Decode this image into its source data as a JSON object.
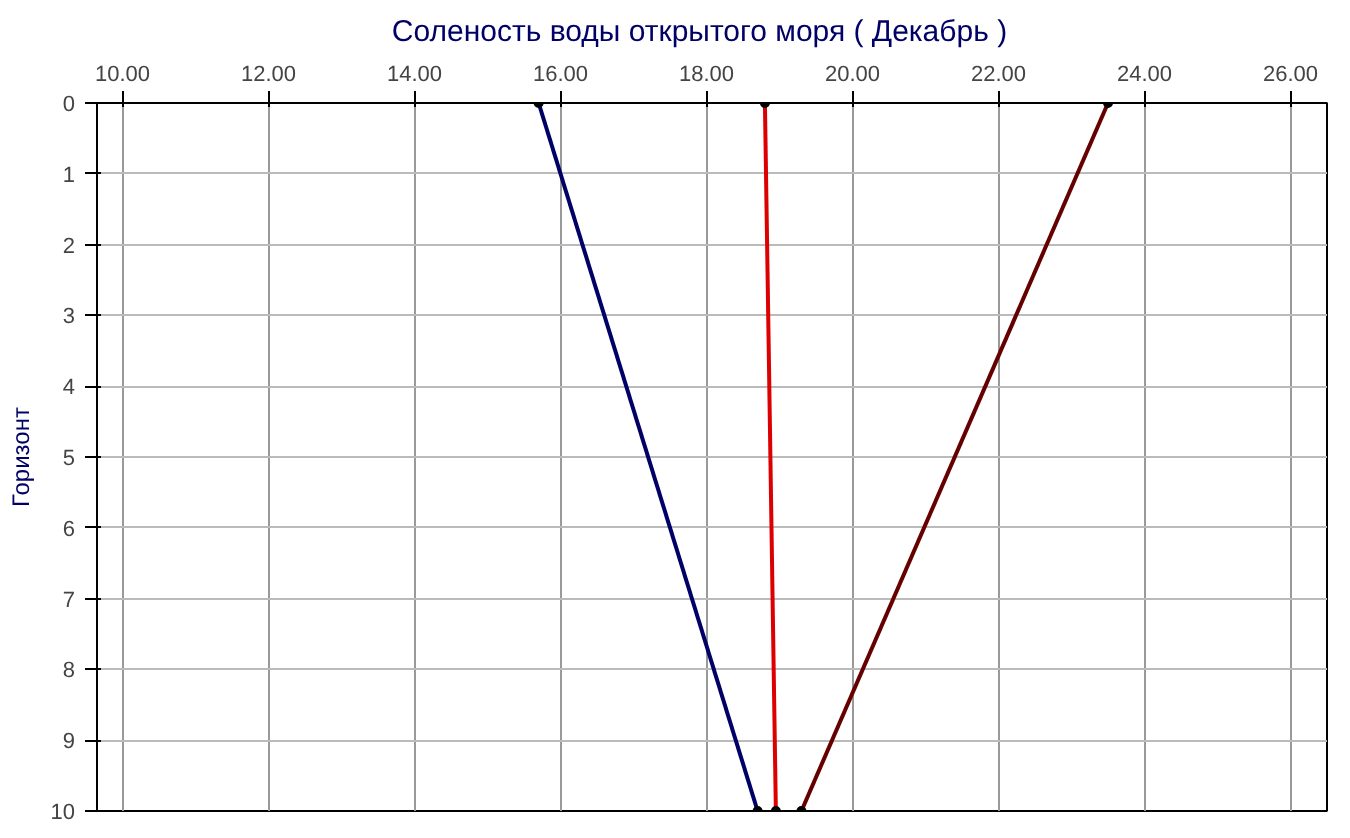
{
  "chart_data": {
    "type": "line",
    "title": "Соленость воды открытого моря    ( Декабрь )",
    "ylabel": "Горизонт",
    "series": [
      {
        "color": "#000066",
        "x": [
          15.7,
          18.7
        ],
        "values": [
          0,
          10
        ]
      },
      {
        "color": "#dd0000",
        "x": [
          18.8,
          18.95
        ],
        "values": [
          0,
          10
        ]
      },
      {
        "color": "#660000",
        "x": [
          23.5,
          19.3
        ],
        "values": [
          0,
          10
        ]
      }
    ],
    "xlim": [
      9.65,
      26.5
    ],
    "xticks": [
      {
        "value": 10,
        "label": "10.00"
      },
      {
        "value": 12,
        "label": "12.00"
      },
      {
        "value": 14,
        "label": "14.00"
      },
      {
        "value": 16,
        "label": "16.00"
      },
      {
        "value": 18,
        "label": "18.00"
      },
      {
        "value": 20,
        "label": "20.00"
      },
      {
        "value": 22,
        "label": "22.00"
      },
      {
        "value": 24,
        "label": "24.00"
      },
      {
        "value": 26,
        "label": "26.00"
      }
    ],
    "ylim": [
      10,
      0
    ],
    "yticks": [
      0,
      1,
      2,
      3,
      4,
      5,
      6,
      7,
      8,
      9,
      10
    ],
    "grid": true,
    "marker": "circle",
    "line_style": "solid"
  }
}
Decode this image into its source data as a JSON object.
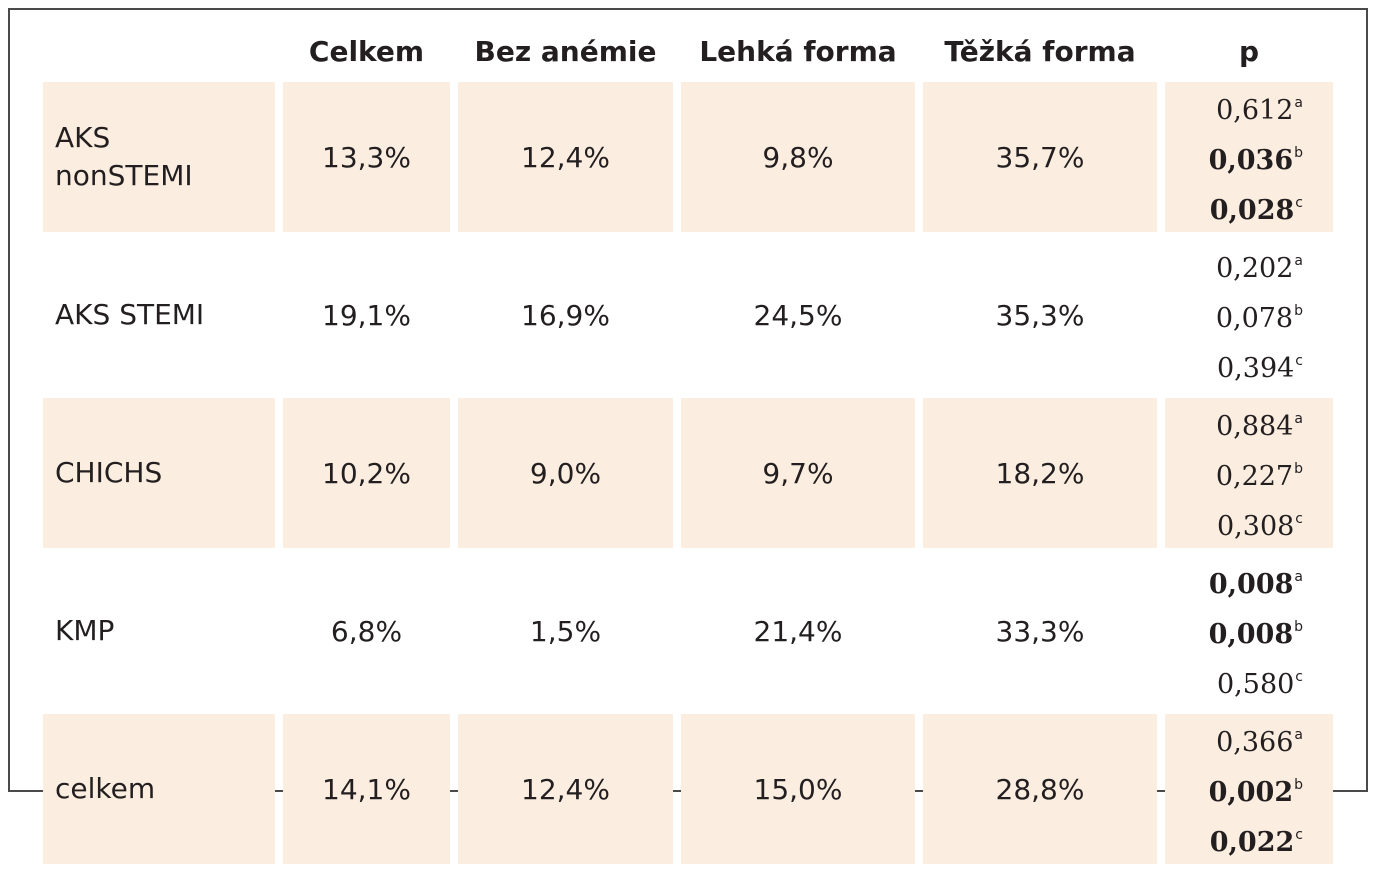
{
  "columns": [
    "",
    "Celkem",
    "Bez anémie",
    "Lehká forma",
    "Těžká forma",
    "p"
  ],
  "rows": [
    {
      "label": "AKS\nnonSTEMI",
      "values": [
        "13,3%",
        "12,4%",
        "9,8%",
        "35,7%"
      ],
      "p": [
        {
          "value": "0,612",
          "sup": "a",
          "bold": false
        },
        {
          "value": "0,036",
          "sup": "b",
          "bold": true
        },
        {
          "value": "0,028",
          "sup": "c",
          "bold": true
        }
      ]
    },
    {
      "label": "AKS STEMI",
      "values": [
        "19,1%",
        "16,9%",
        "24,5%",
        "35,3%"
      ],
      "p": [
        {
          "value": "0,202",
          "sup": "a",
          "bold": false
        },
        {
          "value": "0,078",
          "sup": "b",
          "bold": false
        },
        {
          "value": "0,394",
          "sup": "c",
          "bold": false
        }
      ]
    },
    {
      "label": "CHICHS",
      "values": [
        "10,2%",
        "9,0%",
        "9,7%",
        "18,2%"
      ],
      "p": [
        {
          "value": "0,884",
          "sup": "a",
          "bold": false
        },
        {
          "value": "0,227",
          "sup": "b",
          "bold": false
        },
        {
          "value": "0,308",
          "sup": "c",
          "bold": false
        }
      ]
    },
    {
      "label": "KMP",
      "values": [
        "6,8%",
        "1,5%",
        "21,4%",
        "33,3%"
      ],
      "p": [
        {
          "value": "0,008",
          "sup": "a",
          "bold": true
        },
        {
          "value": "0,008",
          "sup": "b",
          "bold": true
        },
        {
          "value": "0,580",
          "sup": "c",
          "bold": false
        }
      ]
    },
    {
      "label": "celkem",
      "values": [
        "14,1%",
        "12,4%",
        "15,0%",
        "28,8%"
      ],
      "p": [
        {
          "value": "0,366",
          "sup": "a",
          "bold": false
        },
        {
          "value": "0,002",
          "sup": "b",
          "bold": true
        },
        {
          "value": "0,022",
          "sup": "c",
          "bold": true
        }
      ]
    }
  ],
  "colors": {
    "shaded_row": "#fbeee0",
    "border": "#4a4a4a",
    "text": "#231f20"
  }
}
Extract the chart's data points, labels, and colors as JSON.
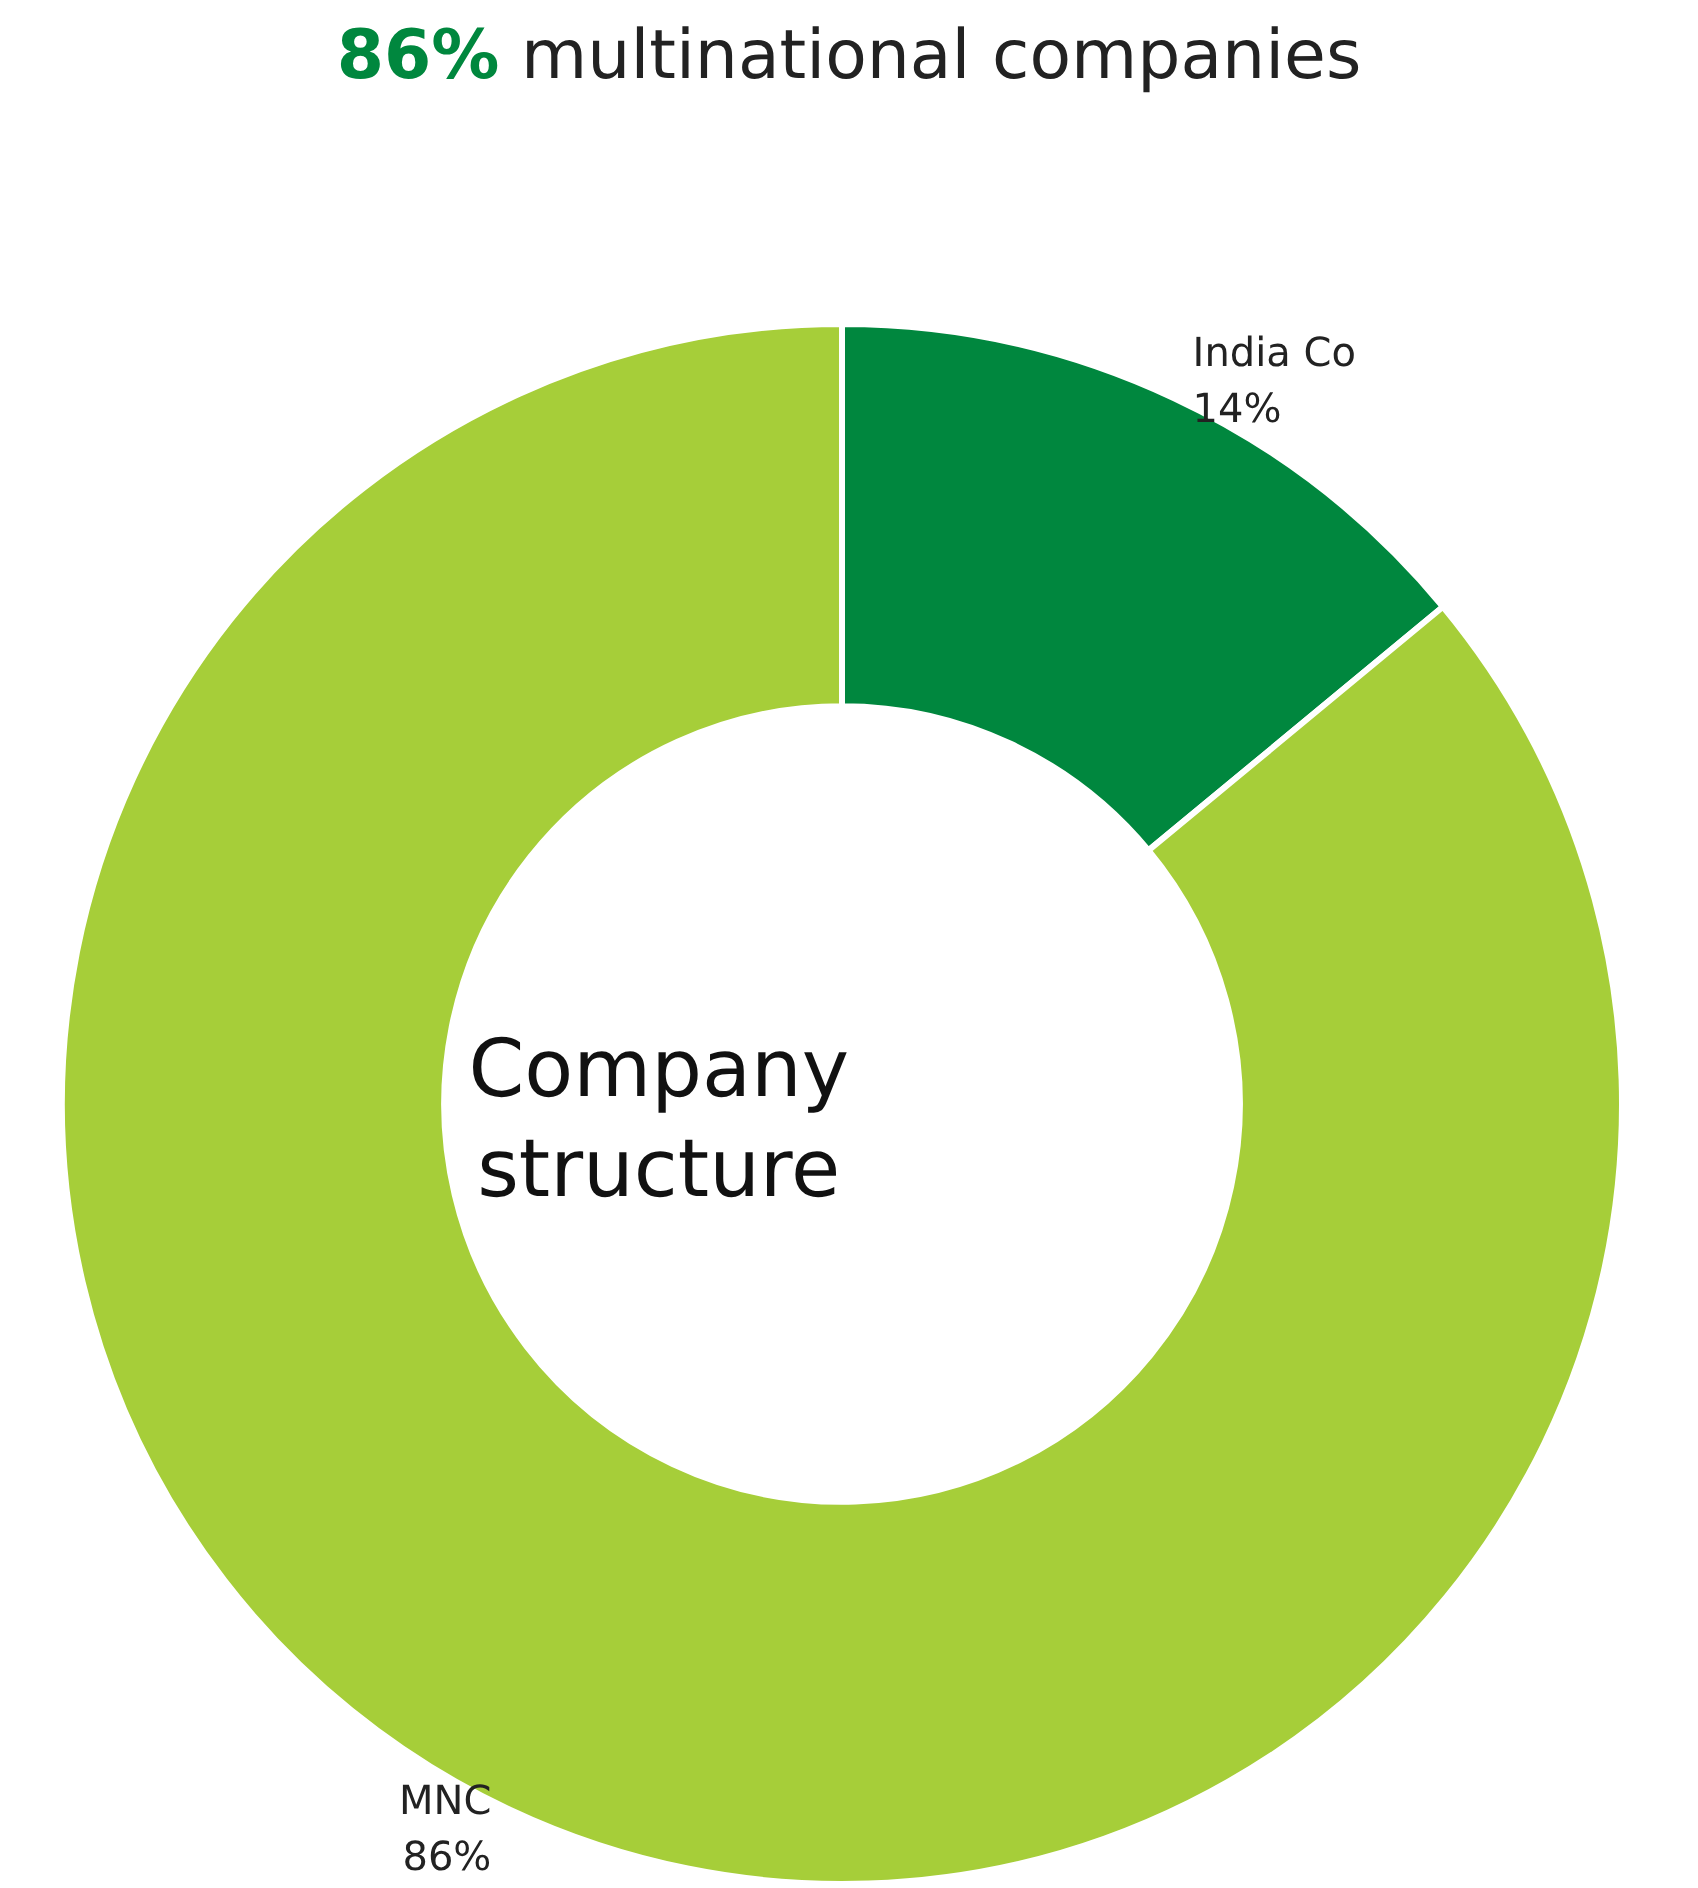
{
  "chart_data": {
    "type": "donut",
    "title": "86% multinational companies",
    "annotations": [
      "Company structure"
    ],
    "categories": [
      "India Co",
      "MNC"
    ],
    "values": [
      14,
      86
    ],
    "colors": [
      "#00873e",
      "#a6ce39"
    ],
    "value_labels": [
      "14%",
      "86%"
    ],
    "legend": false
  }
}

++++++

=== Exercise task ===
Each line from the one that contains "Extract the chart's" to the end of the listing must be quoted exactly; no other line and no picture belongs in the copy.

=== Task output ===
Extract the chart's data points, labels, and colors as JSON.
{
  "chart_data": {
    "type": "donut",
    "title": "86% multinational companies",
    "annotations": [
      "Company structure"
    ],
    "categories": [
      "India Co",
      "MNC"
    ],
    "values": [
      14,
      86
    ],
    "colors": [
      "#00873e",
      "#a6ce39"
    ],
    "value_labels": [
      "14%",
      "86%"
    ],
    "legend": false
  }
}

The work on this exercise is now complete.